[Stored data]

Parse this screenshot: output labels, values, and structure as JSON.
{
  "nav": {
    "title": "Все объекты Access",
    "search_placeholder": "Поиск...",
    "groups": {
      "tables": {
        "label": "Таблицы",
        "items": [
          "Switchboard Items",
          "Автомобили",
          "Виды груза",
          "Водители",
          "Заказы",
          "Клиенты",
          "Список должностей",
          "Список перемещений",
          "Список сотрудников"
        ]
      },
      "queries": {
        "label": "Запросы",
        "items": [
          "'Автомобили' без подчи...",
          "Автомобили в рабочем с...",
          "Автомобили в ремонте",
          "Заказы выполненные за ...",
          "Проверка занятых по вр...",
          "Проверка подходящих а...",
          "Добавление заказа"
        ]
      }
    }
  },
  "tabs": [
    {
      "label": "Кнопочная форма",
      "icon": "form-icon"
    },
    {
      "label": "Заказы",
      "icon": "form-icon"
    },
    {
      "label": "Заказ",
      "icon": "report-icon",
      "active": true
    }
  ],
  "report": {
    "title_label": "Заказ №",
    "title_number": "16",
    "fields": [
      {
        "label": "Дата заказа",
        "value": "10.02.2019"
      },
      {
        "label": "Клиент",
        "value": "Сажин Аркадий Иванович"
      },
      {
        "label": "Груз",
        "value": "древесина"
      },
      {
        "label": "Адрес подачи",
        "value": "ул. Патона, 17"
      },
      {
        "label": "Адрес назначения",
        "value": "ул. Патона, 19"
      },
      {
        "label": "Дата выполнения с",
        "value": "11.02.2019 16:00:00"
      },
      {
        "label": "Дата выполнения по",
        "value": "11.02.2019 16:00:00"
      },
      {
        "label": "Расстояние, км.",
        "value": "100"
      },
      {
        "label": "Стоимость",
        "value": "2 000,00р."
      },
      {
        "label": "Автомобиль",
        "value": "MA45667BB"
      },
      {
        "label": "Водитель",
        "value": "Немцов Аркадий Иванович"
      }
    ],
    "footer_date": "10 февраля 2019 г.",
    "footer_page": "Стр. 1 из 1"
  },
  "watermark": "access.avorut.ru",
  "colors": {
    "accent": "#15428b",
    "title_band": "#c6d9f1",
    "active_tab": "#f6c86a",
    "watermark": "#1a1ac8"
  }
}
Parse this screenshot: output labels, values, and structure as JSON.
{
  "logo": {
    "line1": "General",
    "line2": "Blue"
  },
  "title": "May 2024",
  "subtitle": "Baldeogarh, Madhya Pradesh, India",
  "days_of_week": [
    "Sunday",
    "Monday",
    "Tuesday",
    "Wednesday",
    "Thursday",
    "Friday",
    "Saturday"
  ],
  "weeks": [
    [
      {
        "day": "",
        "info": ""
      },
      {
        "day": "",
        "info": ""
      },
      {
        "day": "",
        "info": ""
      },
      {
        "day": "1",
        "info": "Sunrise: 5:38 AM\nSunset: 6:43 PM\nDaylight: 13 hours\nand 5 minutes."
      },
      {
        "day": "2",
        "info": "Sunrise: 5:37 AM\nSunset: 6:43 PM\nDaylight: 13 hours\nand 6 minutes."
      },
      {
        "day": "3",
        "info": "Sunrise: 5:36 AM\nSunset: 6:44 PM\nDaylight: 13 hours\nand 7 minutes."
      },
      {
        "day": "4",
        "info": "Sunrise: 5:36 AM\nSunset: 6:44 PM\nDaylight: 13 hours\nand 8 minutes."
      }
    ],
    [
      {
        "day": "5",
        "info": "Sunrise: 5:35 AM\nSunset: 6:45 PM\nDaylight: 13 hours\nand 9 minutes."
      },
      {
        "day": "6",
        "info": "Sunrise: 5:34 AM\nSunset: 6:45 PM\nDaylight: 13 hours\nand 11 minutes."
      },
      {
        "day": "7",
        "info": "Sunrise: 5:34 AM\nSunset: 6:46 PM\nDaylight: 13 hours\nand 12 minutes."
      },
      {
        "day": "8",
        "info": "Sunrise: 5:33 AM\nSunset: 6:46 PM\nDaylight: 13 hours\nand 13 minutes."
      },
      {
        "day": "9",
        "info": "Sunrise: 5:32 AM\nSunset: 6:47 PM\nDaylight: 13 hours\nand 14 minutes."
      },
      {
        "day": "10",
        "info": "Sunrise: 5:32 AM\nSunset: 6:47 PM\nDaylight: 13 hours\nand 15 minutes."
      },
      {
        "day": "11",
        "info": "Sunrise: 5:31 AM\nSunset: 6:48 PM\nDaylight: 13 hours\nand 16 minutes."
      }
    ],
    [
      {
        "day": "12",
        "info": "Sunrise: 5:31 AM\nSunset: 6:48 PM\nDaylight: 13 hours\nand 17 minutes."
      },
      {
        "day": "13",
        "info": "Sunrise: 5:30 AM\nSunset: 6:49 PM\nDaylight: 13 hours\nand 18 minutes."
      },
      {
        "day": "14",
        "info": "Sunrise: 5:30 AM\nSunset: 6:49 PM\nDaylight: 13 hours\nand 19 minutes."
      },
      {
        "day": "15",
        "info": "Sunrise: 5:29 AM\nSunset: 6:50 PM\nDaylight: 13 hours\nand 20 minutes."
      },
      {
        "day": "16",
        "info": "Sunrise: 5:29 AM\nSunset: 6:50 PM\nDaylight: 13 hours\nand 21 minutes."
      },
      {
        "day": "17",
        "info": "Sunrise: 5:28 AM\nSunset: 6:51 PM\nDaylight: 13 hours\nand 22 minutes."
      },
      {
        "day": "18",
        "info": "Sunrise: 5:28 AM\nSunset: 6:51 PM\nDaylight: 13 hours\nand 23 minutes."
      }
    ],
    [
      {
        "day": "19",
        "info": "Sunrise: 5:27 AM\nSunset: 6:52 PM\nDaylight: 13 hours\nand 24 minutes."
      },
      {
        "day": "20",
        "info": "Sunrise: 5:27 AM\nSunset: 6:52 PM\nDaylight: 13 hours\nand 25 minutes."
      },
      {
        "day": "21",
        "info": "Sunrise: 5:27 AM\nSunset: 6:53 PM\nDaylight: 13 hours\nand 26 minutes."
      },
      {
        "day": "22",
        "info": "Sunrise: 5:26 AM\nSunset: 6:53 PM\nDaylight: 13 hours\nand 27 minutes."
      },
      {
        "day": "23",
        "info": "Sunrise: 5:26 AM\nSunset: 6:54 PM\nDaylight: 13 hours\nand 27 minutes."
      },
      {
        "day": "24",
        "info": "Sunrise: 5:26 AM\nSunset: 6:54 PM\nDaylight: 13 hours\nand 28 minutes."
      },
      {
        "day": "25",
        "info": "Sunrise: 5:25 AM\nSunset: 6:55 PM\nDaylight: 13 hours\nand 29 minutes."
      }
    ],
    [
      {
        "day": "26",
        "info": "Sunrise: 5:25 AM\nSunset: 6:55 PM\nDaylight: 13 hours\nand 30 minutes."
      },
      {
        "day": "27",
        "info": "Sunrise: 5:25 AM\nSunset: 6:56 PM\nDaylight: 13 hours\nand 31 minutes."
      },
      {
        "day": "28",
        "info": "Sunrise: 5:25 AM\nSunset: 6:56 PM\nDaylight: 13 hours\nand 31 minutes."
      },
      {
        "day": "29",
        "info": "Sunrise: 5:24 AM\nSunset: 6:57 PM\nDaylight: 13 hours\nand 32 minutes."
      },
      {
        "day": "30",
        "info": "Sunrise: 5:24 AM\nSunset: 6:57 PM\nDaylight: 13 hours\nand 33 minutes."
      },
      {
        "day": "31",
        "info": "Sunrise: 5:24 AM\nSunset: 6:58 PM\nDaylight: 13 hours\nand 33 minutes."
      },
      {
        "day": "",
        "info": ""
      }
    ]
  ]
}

# [Work required]
Reproduce all data above, unchanged.

# [Reply]
Parse this screenshot: output labels, values, and structure as JSON.
{
  "nav": {
    "title": "Все объекты Access",
    "search_placeholder": "Поиск...",
    "groups": {
      "tables": {
        "label": "Таблицы",
        "items": [
          "Switchboard Items",
          "Автомобили",
          "Виды груза",
          "Водители",
          "Заказы",
          "Клиенты",
          "Список должностей",
          "Список перемещений",
          "Список сотрудников"
        ]
      },
      "queries": {
        "label": "Запросы",
        "items": [
          "'Автомобили' без подчи...",
          "Автомобили в рабочем с...",
          "Автомобили в ремонте",
          "Заказы выполненные за ...",
          "Проверка занятых по вр...",
          "Проверка подходящих а...",
          "Добавление заказа"
        ]
      }
    }
  },
  "tabs": [
    {
      "label": "Кнопочная форма",
      "icon": "form-icon"
    },
    {
      "label": "Заказы",
      "icon": "form-icon"
    },
    {
      "label": "Заказ",
      "icon": "report-icon",
      "active": true
    }
  ],
  "report": {
    "title_label": "Заказ №",
    "title_number": "16",
    "fields": [
      {
        "label": "Дата заказа",
        "value": "10.02.2019"
      },
      {
        "label": "Клиент",
        "value": "Сажин Аркадий Иванович"
      },
      {
        "label": "Груз",
        "value": "древесина"
      },
      {
        "label": "Адрес подачи",
        "value": "ул. Патона, 17"
      },
      {
        "label": "Адрес назначения",
        "value": "ул. Патона, 19"
      },
      {
        "label": "Дата выполнения с",
        "value": "11.02.2019 16:00:00"
      },
      {
        "label": "Дата выполнения по",
        "value": "11.02.2019 16:00:00"
      },
      {
        "label": "Расстояние, км.",
        "value": "100"
      },
      {
        "label": "Стоимость",
        "value": "2 000,00р."
      },
      {
        "label": "Автомобиль",
        "value": "MA45667BB"
      },
      {
        "label": "Водитель",
        "value": "Немцов Аркадий Иванович"
      }
    ],
    "footer_date": "10 февраля 2019 г.",
    "footer_page": "Стр. 1 из 1"
  },
  "watermark": "access.avorut.ru",
  "colors": {
    "accent": "#15428b",
    "title_band": "#c6d9f1",
    "active_tab": "#f6c86a",
    "watermark": "#1a1ac8"
  }
}
Parse this screenshot: output labels, values, and structure as JSON.
{
  "logo": {
    "line1": "General",
    "line2": "Blue"
  },
  "title": "May 2024",
  "subtitle": "Baldeogarh, Madhya Pradesh, India",
  "days_of_week": [
    "Sunday",
    "Monday",
    "Tuesday",
    "Wednesday",
    "Thursday",
    "Friday",
    "Saturday"
  ],
  "weeks": [
    [
      {
        "day": "",
        "info": ""
      },
      {
        "day": "",
        "info": ""
      },
      {
        "day": "",
        "info": ""
      },
      {
        "day": "1",
        "info": "Sunrise: 5:38 AM\nSunset: 6:43 PM\nDaylight: 13 hours\nand 5 minutes."
      },
      {
        "day": "2",
        "info": "Sunrise: 5:37 AM\nSunset: 6:43 PM\nDaylight: 13 hours\nand 6 minutes."
      },
      {
        "day": "3",
        "info": "Sunrise: 5:36 AM\nSunset: 6:44 PM\nDaylight: 13 hours\nand 7 minutes."
      },
      {
        "day": "4",
        "info": "Sunrise: 5:36 AM\nSunset: 6:44 PM\nDaylight: 13 hours\nand 8 minutes."
      }
    ],
    [
      {
        "day": "5",
        "info": "Sunrise: 5:35 AM\nSunset: 6:45 PM\nDaylight: 13 hours\nand 9 minutes."
      },
      {
        "day": "6",
        "info": "Sunrise: 5:34 AM\nSunset: 6:45 PM\nDaylight: 13 hours\nand 11 minutes."
      },
      {
        "day": "7",
        "info": "Sunrise: 5:34 AM\nSunset: 6:46 PM\nDaylight: 13 hours\nand 12 minutes."
      },
      {
        "day": "8",
        "info": "Sunrise: 5:33 AM\nSunset: 6:46 PM\nDaylight: 13 hours\nand 13 minutes."
      },
      {
        "day": "9",
        "info": "Sunrise: 5:32 AM\nSunset: 6:47 PM\nDaylight: 13 hours\nand 14 minutes."
      },
      {
        "day": "10",
        "info": "Sunrise: 5:32 AM\nSunset: 6:47 PM\nDaylight: 13 hours\nand 15 minutes."
      },
      {
        "day": "11",
        "info": "Sunrise: 5:31 AM\nSunset: 6:48 PM\nDaylight: 13 hours\nand 16 minutes."
      }
    ],
    [
      {
        "day": "12",
        "info": "Sunrise: 5:31 AM\nSunset: 6:48 PM\nDaylight: 13 hours\nand 17 minutes."
      },
      {
        "day": "13",
        "info": "Sunrise: 5:30 AM\nSunset: 6:49 PM\nDaylight: 13 hours\nand 18 minutes."
      },
      {
        "day": "14",
        "info": "Sunrise: 5:30 AM\nSunset: 6:49 PM\nDaylight: 13 hours\nand 19 minutes."
      },
      {
        "day": "15",
        "info": "Sunrise: 5:29 AM\nSunset: 6:50 PM\nDaylight: 13 hours\nand 20 minutes."
      },
      {
        "day": "16",
        "info": "Sunrise: 5:29 AM\nSunset: 6:50 PM\nDaylight: 13 hours\nand 21 minutes."
      },
      {
        "day": "17",
        "info": "Sunrise: 5:28 AM\nSunset: 6:51 PM\nDaylight: 13 hours\nand 22 minutes."
      },
      {
        "day": "18",
        "info": "Sunrise: 5:28 AM\nSunset: 6:51 PM\nDaylight: 13 hours\nand 23 minutes."
      }
    ],
    [
      {
        "day": "19",
        "info": "Sunrise: 5:27 AM\nSunset: 6:52 PM\nDaylight: 13 hours\nand 24 minutes."
      },
      {
        "day": "20",
        "info": "Sunrise: 5:27 AM\nSunset: 6:52 PM\nDaylight: 13 hours\nand 25 minutes."
      },
      {
        "day": "21",
        "info": "Sunrise: 5:27 AM\nSunset: 6:53 PM\nDaylight: 13 hours\nand 26 minutes."
      },
      {
        "day": "22",
        "info": "Sunrise: 5:26 AM\nSunset: 6:53 PM\nDaylight: 13 hours\nand 27 minutes."
      },
      {
        "day": "23",
        "info": "Sunrise: 5:26 AM\nSunset: 6:54 PM\nDaylight: 13 hours\nand 27 minutes."
      },
      {
        "day": "24",
        "info": "Sunrise: 5:26 AM\nSunset: 6:54 PM\nDaylight: 13 hours\nand 28 minutes."
      },
      {
        "day": "25",
        "info": "Sunrise: 5:25 AM\nSunset: 6:55 PM\nDaylight: 13 hours\nand 29 minutes."
      }
    ],
    [
      {
        "day": "26",
        "info": "Sunrise: 5:25 AM\nSunset: 6:55 PM\nDaylight: 13 hours\nand 30 minutes."
      },
      {
        "day": "27",
        "info": "Sunrise: 5:25 AM\nSunset: 6:56 PM\nDaylight: 13 hours\nand 31 minutes."
      },
      {
        "day": "28",
        "info": "Sunrise: 5:25 AM\nSunset: 6:56 PM\nDaylight: 13 hours\nand 31 minutes."
      },
      {
        "day": "29",
        "info": "Sunrise: 5:24 AM\nSunset: 6:57 PM\nDaylight: 13 hours\nand 32 minutes."
      },
      {
        "day": "30",
        "info": "Sunrise: 5:24 AM\nSunset: 6:57 PM\nDaylight: 13 hours\nand 33 minutes."
      },
      {
        "day": "31",
        "info": "Sunrise: 5:24 AM\nSunset: 6:58 PM\nDaylight: 13 hours\nand 33 minutes."
      },
      {
        "day": "",
        "info": ""
      }
    ]
  ]
}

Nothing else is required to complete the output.